======== DATA RECORDS

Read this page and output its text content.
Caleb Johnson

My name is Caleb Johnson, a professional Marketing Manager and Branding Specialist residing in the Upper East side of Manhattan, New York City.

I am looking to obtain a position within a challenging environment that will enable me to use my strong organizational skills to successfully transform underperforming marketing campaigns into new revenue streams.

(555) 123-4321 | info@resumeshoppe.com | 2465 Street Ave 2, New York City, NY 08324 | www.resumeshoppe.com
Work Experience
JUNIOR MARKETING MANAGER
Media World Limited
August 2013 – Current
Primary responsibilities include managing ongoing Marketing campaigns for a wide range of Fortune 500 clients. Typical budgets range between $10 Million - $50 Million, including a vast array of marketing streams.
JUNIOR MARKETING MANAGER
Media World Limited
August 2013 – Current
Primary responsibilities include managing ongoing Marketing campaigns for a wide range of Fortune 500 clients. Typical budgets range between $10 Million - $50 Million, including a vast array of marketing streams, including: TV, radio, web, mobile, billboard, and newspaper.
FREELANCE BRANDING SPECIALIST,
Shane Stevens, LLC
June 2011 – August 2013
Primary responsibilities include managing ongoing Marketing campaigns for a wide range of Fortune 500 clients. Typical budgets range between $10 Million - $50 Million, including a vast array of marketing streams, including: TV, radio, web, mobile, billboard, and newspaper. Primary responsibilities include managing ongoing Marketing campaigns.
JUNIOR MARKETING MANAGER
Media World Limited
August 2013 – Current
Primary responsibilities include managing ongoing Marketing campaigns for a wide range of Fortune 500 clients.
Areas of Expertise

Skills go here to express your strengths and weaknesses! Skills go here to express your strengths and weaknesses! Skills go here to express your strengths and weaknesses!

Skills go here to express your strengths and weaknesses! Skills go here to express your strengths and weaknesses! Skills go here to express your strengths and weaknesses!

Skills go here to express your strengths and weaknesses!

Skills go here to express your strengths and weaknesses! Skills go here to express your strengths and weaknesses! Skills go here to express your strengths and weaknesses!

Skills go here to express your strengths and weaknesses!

================

• **OBJECTIVE**:
Pull out each line holding the string "mobile".

• **RESULT OF THE TASK**:
Primary responsibilities include managing ongoing Marketing campaigns for a wide range of Fortune 500 clients. Typical budgets range between $10 Million - $50 Million, including a vast array of marketing streams, including: TV, radio, web, mobile, billboard, and newspaper.
Primary responsibilities include managing ongoing Marketing campaigns for a wide range of Fortune 500 clients. Typical budgets range between $10 Million - $50 Million, including a vast array of marketing streams, including: TV, radio, web, mobile, billboard, and newspaper. Primary responsibilities include managing ongoing Marketing campaigns.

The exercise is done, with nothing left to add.